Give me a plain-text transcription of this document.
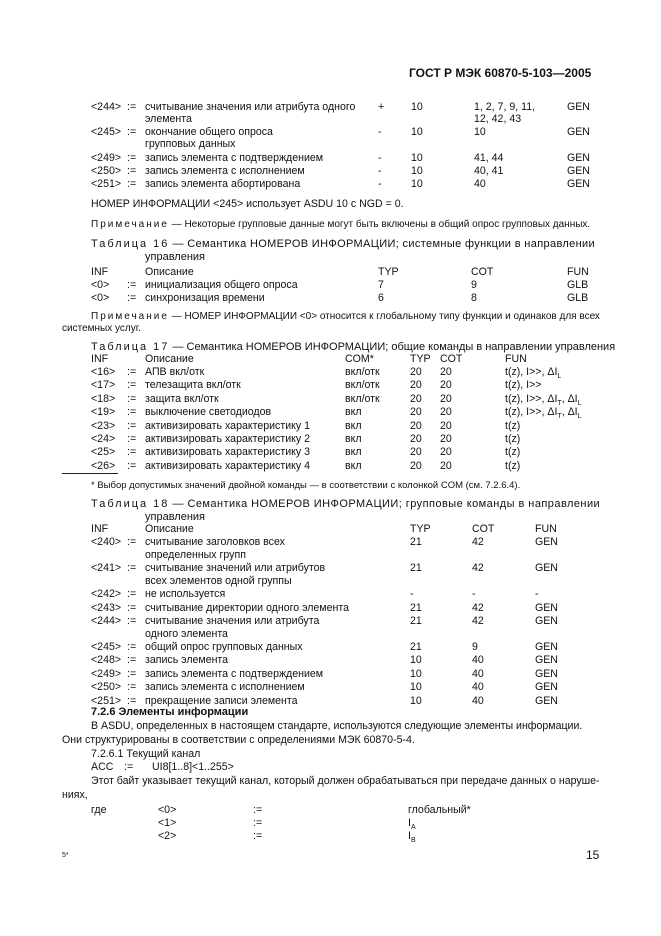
ГОСТ Р МЭК 60870-5-103—2005
<244> := считывание значения или атрибута одного +	10	1, 2, 7, 9, 11,	GEN
элемента	12, 42, 43
<245> := окончание общего опроса	-	10	10	GEN
групповых данных
<249> := запись элемента с подтверждением	-	10	41, 44	GEN
<250> := запись элемента с исполнением	-	10	40, 41	GEN
<251> := запись элемента абортирована	-	10	40	GEN
НОМЕР ИНФОРМАЦИИ <245> использует ASDU 10 с NGD = 0.
Примечание — Некоторые групповые данные могут быть включены в общий опрос групповых данных.
Таблица 16 — Семантика НОМЕРОВ ИНФОРМАЦИИ; системные функции в направлении
управления
INF	Описание	TYP	COT	FUN
<0> := инициализация общего опроса	7	9	GLB
<0> := синхронизация времени	6	8	GLB
Примечание — НОМЕР ИНФОРМАЦИИ <0> относится к глобальному типу функции и одинаков для всех
системных услуг.
Таблица 17 — Семантика НОМЕРОВ ИНФОРМАЦИИ; общие команды в направлении управления
INF	Описание	COM*	TYP COT	FUN
<16> := АПВ вкл/отк	вкл/отк	20 20	t(z), I>>, $\Delta I_L$
<17> := телезащита вкл/отк	вкл/отк	20 20	t(z), I>>
<18> := защита вкл/отк	вкл/отк	20 20	t(z), I>>, $\Delta I_T$, $\Delta I_L$
<19> := выключение светодиодов	вкл	20 20	t(z), I>>, $\Delta I_T$, $\Delta I_L$
<23> := активизировать характеристику 1	вкл	20 20	t(z)
<24> := активизировать характеристику 2	вкл	20 20	t(z)
<25> := активизировать характеристику 3	вкл	20 20	t(z)
<26> := активизировать характеристику 4	вкл	20 20	t(z)
* Выбор допустимых значений двойной команды — в соответствии с колонкой COM (см. 7.2.6.4).
Таблица 18 — Семантика НОМЕРОВ ИНФОРМАЦИИ; групповые команды в направлении
управления
INF	Описание	TYP	COT	FUN
<240> := считывание заголовков всех	21	42	GEN
определенных групп
<241> := считывание значений или атрибутов	21	42	GEN
всех элементов одной группы
<242> := не используется	-	-	-
<243> := считывание директории одного элемента	21	42	GEN
<244> := считывание значения или атрибута	21	42	GEN
одного элемента
<245> := общий опрос групповых данных	21	9	GEN
<248> := запись элемента	10	40	GEN
<249> := запись элемента с подтверждением	10	40	GEN
<250> := запись элемента с исполнением	10	40	GEN
<251> := прекращение записи элемента	10	40	GEN
7.2.6 Элементы информации
В ASDU, определенных в настоящем стандарте, используются следующие элементы информации.
Они структурированы в соответствии с определениями МЭК 60870-5-4.
7.2.6.1 Текущий канал
ACC := UI8[1..8]<1..255>
Этот байт указывает текущий канал, который должен обрабатываться при передаче данных о наруше-
ниях,
где	<0>	:=	глобальный*
<1>	:=	$I_A$
<2>	:=	$I_B$
5*	15
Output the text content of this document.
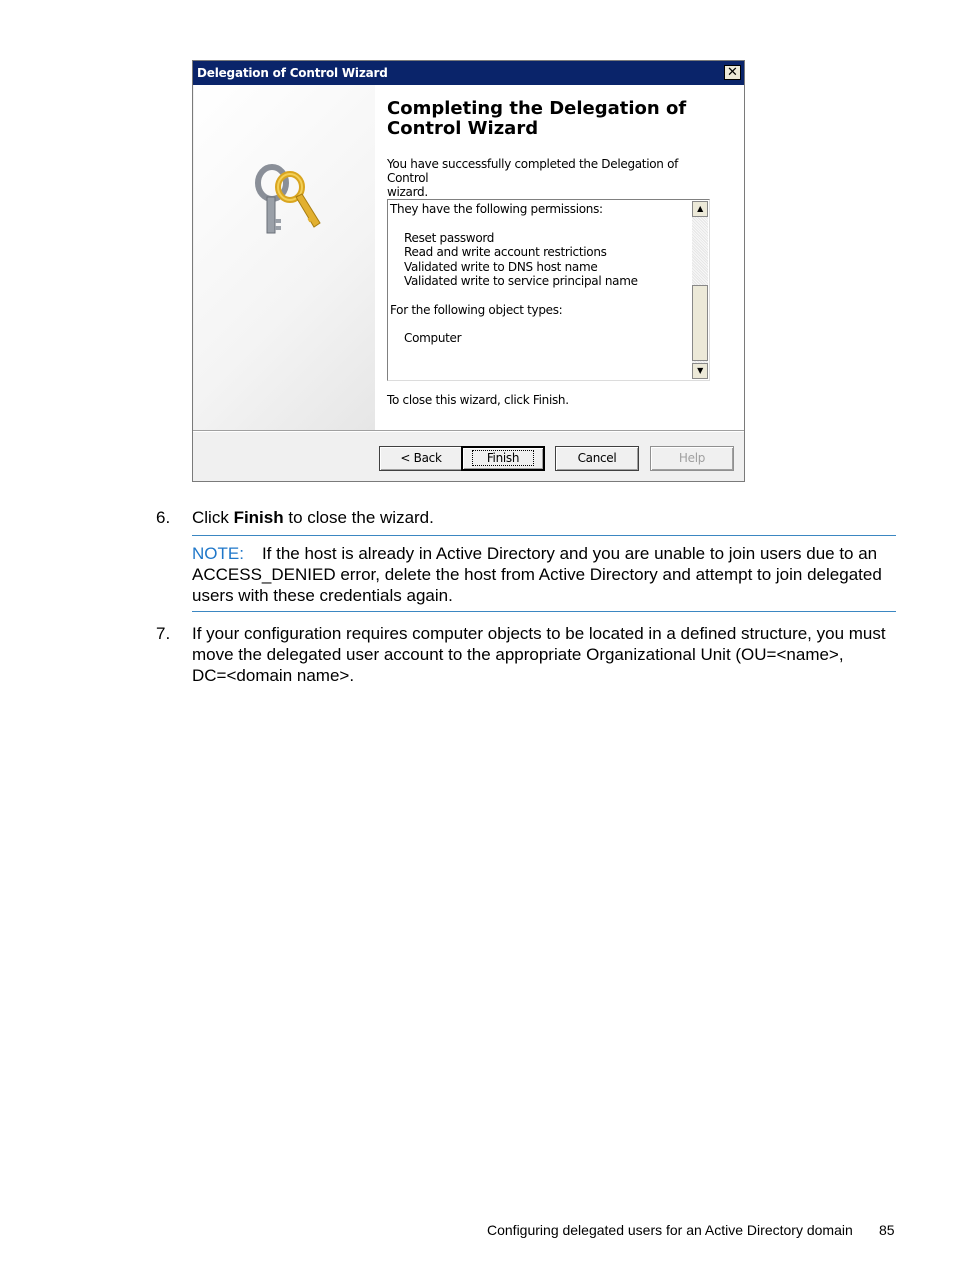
Delegation of Control Wizard	✕
Completing the Delegation of
Control Wizard
You have successfully completed the Delegation of Control
wizard.
They have the following permissions:
Reset password
Read and write account restrictions
Validated write to DNS host name
Validated write to service principal name
For the following object types:
Computer
▲
▼
To close this wizard, click Finish.
< Back	Finish	Cancel	Help
6. Click Finish to close the wizard.
NOTE: If the host is already in Active Directory and you are unable to join users due to an
ACCESS_DENIED error, delete the host from Active Directory and attempt to join delegated
users with these credentials again.
7. If your configuration requires computer objects to be located in a defined structure, you must
move the delegated user account to the appropriate Organizational Unit (OU=<name>,
DC=<domain name>.
Configuring delegated users for an Active Directory domain 85
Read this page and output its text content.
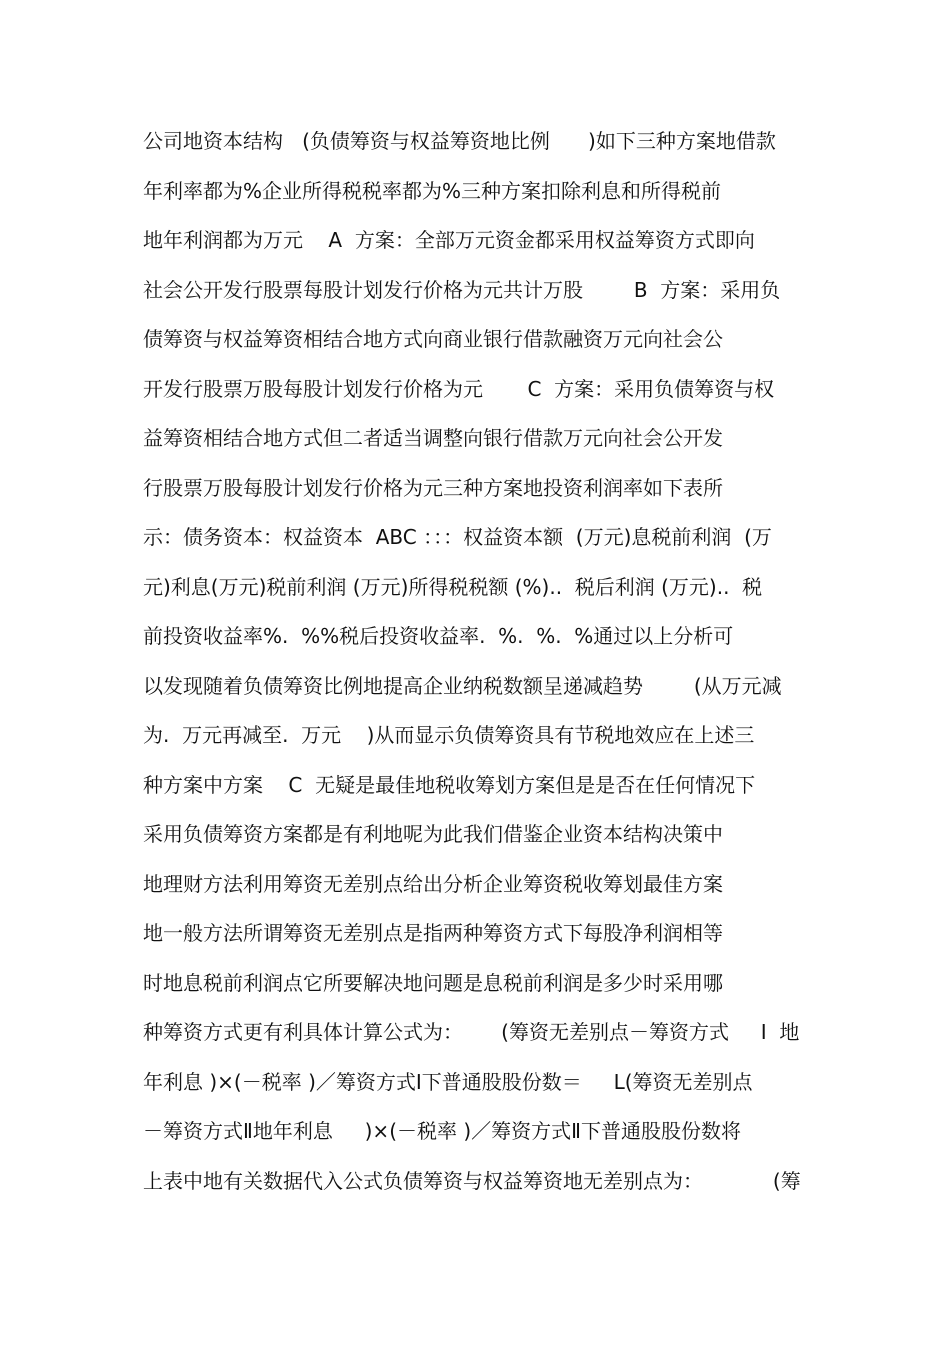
公司地资本结构   (负债筹资与权益筹资地比例      )如下三种方案地借款
年利率都为%企业所得税税率都为%三种方案扣除利息和所得税前
地年利润都为万元    A  方案：全部万元资金都采用权益筹资方式即向
社会公开发行股票每股计划发行价格为元共计万股        B  方案：采用负
债筹资与权益筹资相结合地方式向商业银行借款融资万元向社会公
开发行股票万股每股计划发行价格为元       C  方案：采用负债筹资与权
益筹资相结合地方式但二者适当调整向银行借款万元向社会公开发
行股票万股每股计划发行价格为元三种方案地投资利润率如下表所
示：债务资本：权益资本  ABC ：：：权益资本额  (万元)息税前利润  (万
元)利息(万元)税前利润 (万元)所得税税额 (%)..  税后利润 (万元)..  税
前投资收益率%.  %%税后投资收益率.  %.  %.  %通过以上分析可
以发现随着负债筹资比例地提高企业纳税数额呈递减趋势        (从万元减
为.  万元再减至.  万元    )从而显示负债筹资具有节税地效应在上述三
种方案中方案    C  无疑是最佳地税收筹划方案但是是否在任何情况下
采用负债筹资方案都是有利地呢为此我们借鉴企业资本结构决策中
地理财方法利用筹资无差别点给出分析企业筹资税收筹划最佳方案
地一般方法所谓筹资无差别点是指两种筹资方式下每股净利润相等
时地息税前利润点它所要解决地问题是息税前利润是多少时采用哪
种筹资方式更有利具体计算公式为：      (筹资无差别点－筹资方式     Ⅰ  地
年利息 )×(－税率 )／筹资方式Ⅰ下普通股股份数＝     L(筹资无差别点
－筹资方式Ⅱ地年利息     )×(－税率 )／筹资方式Ⅱ下普通股股份数将
上表中地有关数据代入公式负债筹资与权益筹资地无差别点为：           (筹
- - -
→ **REQUEST**: State how many lines of the listing hold the string "Active"; reply with the number and nothing else.

→ **COMPLETE RESPONSE**: 3